Challenges:
A. Please write out the part of the OmniTranscripts contributing guide between "# Add upstream" and "docs/development.md for details)", inclusive.
B. According to the OmniTranscripts contributing guide, which file gets copied to create the environment configuration?
C. Extend the OmniTranscripts contributing guide, picking up right after its final line.

Text block:
......
Contributing to OmniTranscripts

Thank you for your interest in contributing to OmniTranscripts! This guide will help you get started with contributing to this YouTube video transcription API.

Quick Start for Contributors

1. Fork and Clone

# Fork the repository on GitHub, then clone your fork
git clone https://github.com/YOUR_USERNAME/OmniTranscripts.git
cd OmniTranscripts

# Add upstream remote
git remote add upstream https://github.com/wilmoore/OmniTranscripts.git

2. Set Up Development Environment

# Install dependencies (see docs/development.md for details)
make setup

# Copy environment configuration
cp .env.example .env

# Install Go dependencies
go mod tidy

# Run tests to ensure everything works
make test-short

3. Create a Feature Branch

# Sync with upstream
git fetch upstream
git checkout main
git merge upstream/main

# Create feature branch
git checkout -b feature/your-feature-name

Types of Contributions

🐛 Bug Reports

Help us identify and fix issues:

Search existing issues first to avoid duplicates
Use the bug report template when creating new issues
Include detailed information:
- Go version and OS
- Steps to reproduce
- Expected vs actual behavior
- Relevant log outputs
- Minimal reproduction case

Example Bug Report:

## Bug Description
Transcription fails for videos longer than 10 minutes with "context deadline exceeded" error.
......
Collected data:
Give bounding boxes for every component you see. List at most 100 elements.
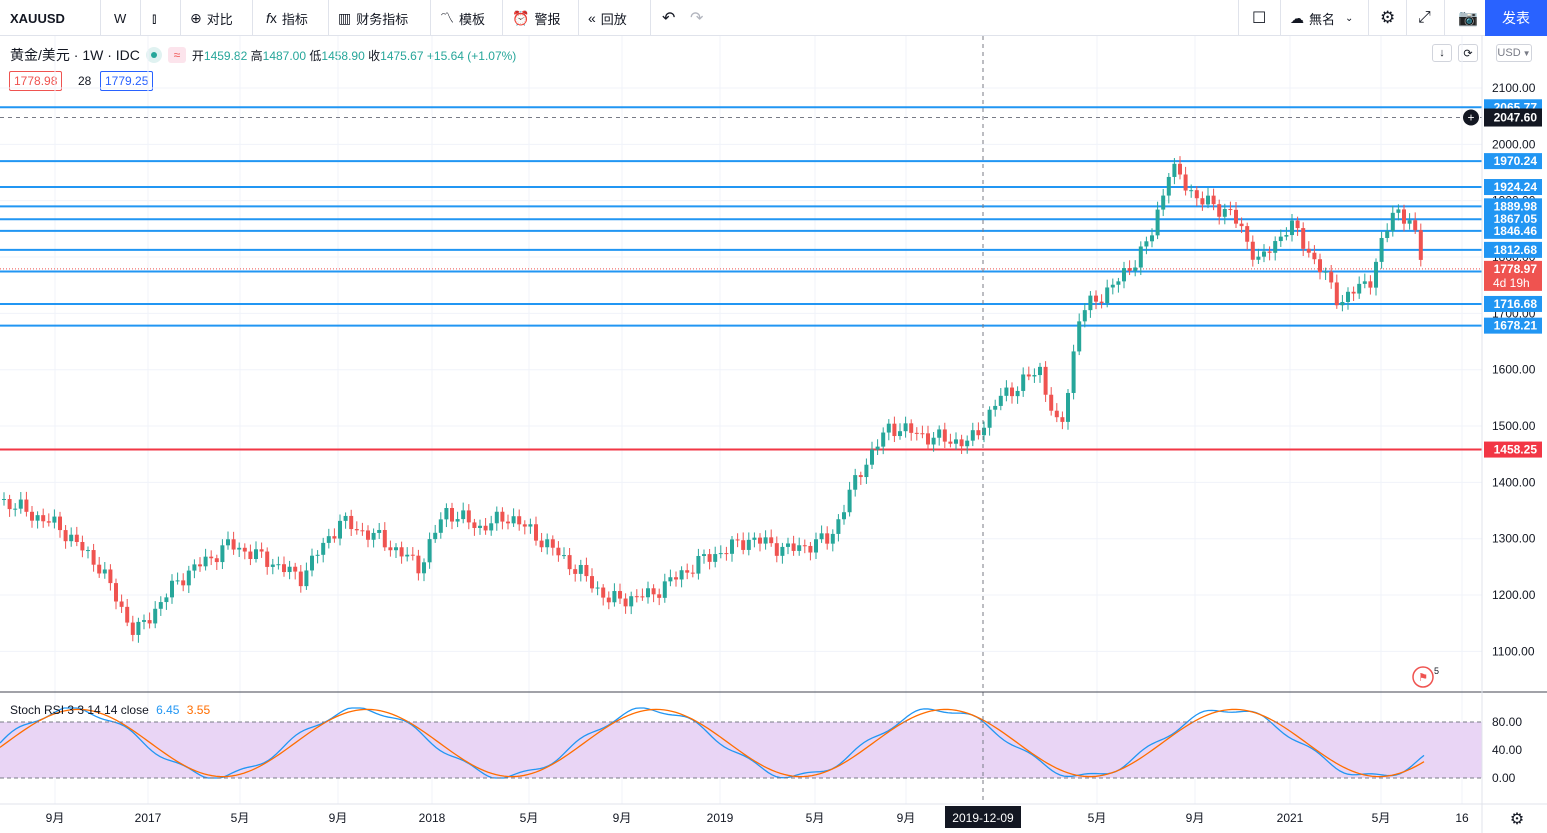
......
Results in order:
A.
# Add upstream remote
git remote add upstream https://github.com/wilmoore/OmniTranscripts.git

2. Set Up Development Environment

# Install dependencies (see docs/development.md for details)

B. The file .env.example is copied to .env.

C.
## Steps to Reproduce
1. Submit video URL: https://www.youtube.com/watch?v=LONG_VIDEO_ID
2. Wait for processing
3. Check job status

## Expected Behavior
Video should be transcribed successfully

## Actual Behavior
Job fails with timeout error after 5 minutes

## Environment
- Go version: 1.23.0
- OS: Ubuntu 22.04
- OmniTranscripts version: main branch

✨ Feature Requests

Suggest new functionality:

Check the roadmap and existing feature requests
Describe the use case and problem it solves
Provide implementation suggestions if you have ideas
Consider backwards compatibility

Example Feature Request:

## Feature Description
Add support for batch processing multiple videos in a single API call

## Use Case
Users often need to transcribe multiple related videos (e.g., a video series) and would benefit from submitting them all at once.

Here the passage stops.